Passage provided
◆ ◆ ◆ ◆

Robotics

Open-source ROS2 project turns cheap 2D LiDAR into 3D scanner

Two servos, one LiDAR, and no vendor SDK needed for full 3D scans.

Deep Dive

A new open-source ROS2 project from developer aa2mz turns a humble 2D LiDAR into a full 3D scanning module—no vendor SDK required. Dubbed pan_tilt_lidar, the subsystem pairs two Feetech STS3215 serial-bus servos with an LDROBOT LD19 LiDAR on a 2-DOF pan/tilt platform. A dedicated ROS2 node sweeps the platform while an assembler stacks individual 2D scans into a standard sensor_msgs/PointCloud2, using the live TF tree for accurate spatial alignment. The upstream ldlidar_stl_ros2 driver is patched to compile on recent GCC/glibc, and the project implements the Feetech half-duplex protocol over pyserial—including handling the URT-1 adapter's TX echo, a notorious time sink.

◆ ◆ ◆ ◆

Task 1
Edit the article on the ROS2 LiDAR scanner starting at "Two servos, one" and ending at "notorious time sink.", putting "motors" wherever "servos" appears.
Task 2
Continue the article on the open-source ROS2 LiDAR scanner from the point where it stops.
The records are separate material and are not part of the article on the ROS2 LiDAR scanner.

◆ ◆ ◆ ◆

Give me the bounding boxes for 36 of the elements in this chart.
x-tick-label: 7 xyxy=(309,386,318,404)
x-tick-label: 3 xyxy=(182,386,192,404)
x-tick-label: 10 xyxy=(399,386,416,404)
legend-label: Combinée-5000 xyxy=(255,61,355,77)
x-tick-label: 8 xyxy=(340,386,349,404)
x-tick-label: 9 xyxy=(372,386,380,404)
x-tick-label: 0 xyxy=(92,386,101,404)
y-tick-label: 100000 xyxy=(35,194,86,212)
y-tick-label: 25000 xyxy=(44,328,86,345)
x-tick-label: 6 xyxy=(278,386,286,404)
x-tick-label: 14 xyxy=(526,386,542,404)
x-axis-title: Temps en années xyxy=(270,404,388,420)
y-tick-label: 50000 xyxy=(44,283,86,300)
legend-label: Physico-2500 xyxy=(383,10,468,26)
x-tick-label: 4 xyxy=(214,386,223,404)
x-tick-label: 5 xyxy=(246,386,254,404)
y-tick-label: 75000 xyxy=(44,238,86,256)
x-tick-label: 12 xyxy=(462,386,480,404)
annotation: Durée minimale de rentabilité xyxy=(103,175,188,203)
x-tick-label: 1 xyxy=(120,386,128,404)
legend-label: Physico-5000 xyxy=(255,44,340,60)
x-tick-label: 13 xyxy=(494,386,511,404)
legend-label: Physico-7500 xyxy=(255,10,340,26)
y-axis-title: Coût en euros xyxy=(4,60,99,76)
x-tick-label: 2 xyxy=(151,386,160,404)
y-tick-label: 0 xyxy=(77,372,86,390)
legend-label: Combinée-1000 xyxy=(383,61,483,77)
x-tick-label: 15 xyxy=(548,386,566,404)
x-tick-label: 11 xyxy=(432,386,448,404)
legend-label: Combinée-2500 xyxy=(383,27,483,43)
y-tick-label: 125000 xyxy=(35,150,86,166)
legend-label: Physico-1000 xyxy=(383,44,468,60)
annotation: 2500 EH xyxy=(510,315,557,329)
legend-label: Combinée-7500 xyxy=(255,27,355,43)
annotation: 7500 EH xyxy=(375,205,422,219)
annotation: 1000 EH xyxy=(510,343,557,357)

◆ ◆ ◆ ◆

Task response 1
Two motors, one LiDAR, and no vendor SDK needed for full 3D scans.

Deep Dive

A new open-source ROS2 project from developer aa2mz turns a humble 2D LiDAR into a full 3D scanning module—no vendor SDK required. Dubbed pan_tilt_lidar, the subsystem pairs two Feetech STS3215 serial-bus motors with an LDROBOT LD19 LiDAR on a 2-DOF pan/tilt platform. A dedicated ROS2 node sweeps the platform while an assembler stacks individual 2D scans into a standard sensor_msgs/PointCloud2, using the live TF tree for accurate spatial alignment. The upstream ldlidar_stl_ros2 driver is patched to compile on recent GCC/glibc, and the project implements the Feetech half-duplex protocol over pyserial—including handling the URT-1 adapter's TX echo, a notorious time sink.

Task response 2
The system supports both pure ROS2 topics and an optional MQTT bridge for external control, allowing a rover or tablet to trigger scans and receive completion handshakes. The assembler is driver-agnostic, consuming any sensor_msgs/LaserScan on /scan, making it compatible with other 2D LiDARs. Currently running on an RK3588, the project is designed for headless operation on a Raspberry Pi 5. This is the first open-source release from a larger autonomous rover effort, licensed under GPL-3.0. The developer invites feedback, especially on multi-LiDAR and TF-timing synchronization—the trickiest part to get right.

Key Points
  • Uses two Feetech STS3215 serial-bus servos for pan/tilt motion with LD19 2D LiDAR.
  • Patches the upstream ldlidar_stl_ros2 driver to compile on modern GCC/glibc.
  • Includes optional MQTT bridge for external control and supports headless Pi 5 operation.

Why It Matters

Low-cost 3D scanning for ROS2 robots becomes accessible with off-the-shelf hardware and open-source code.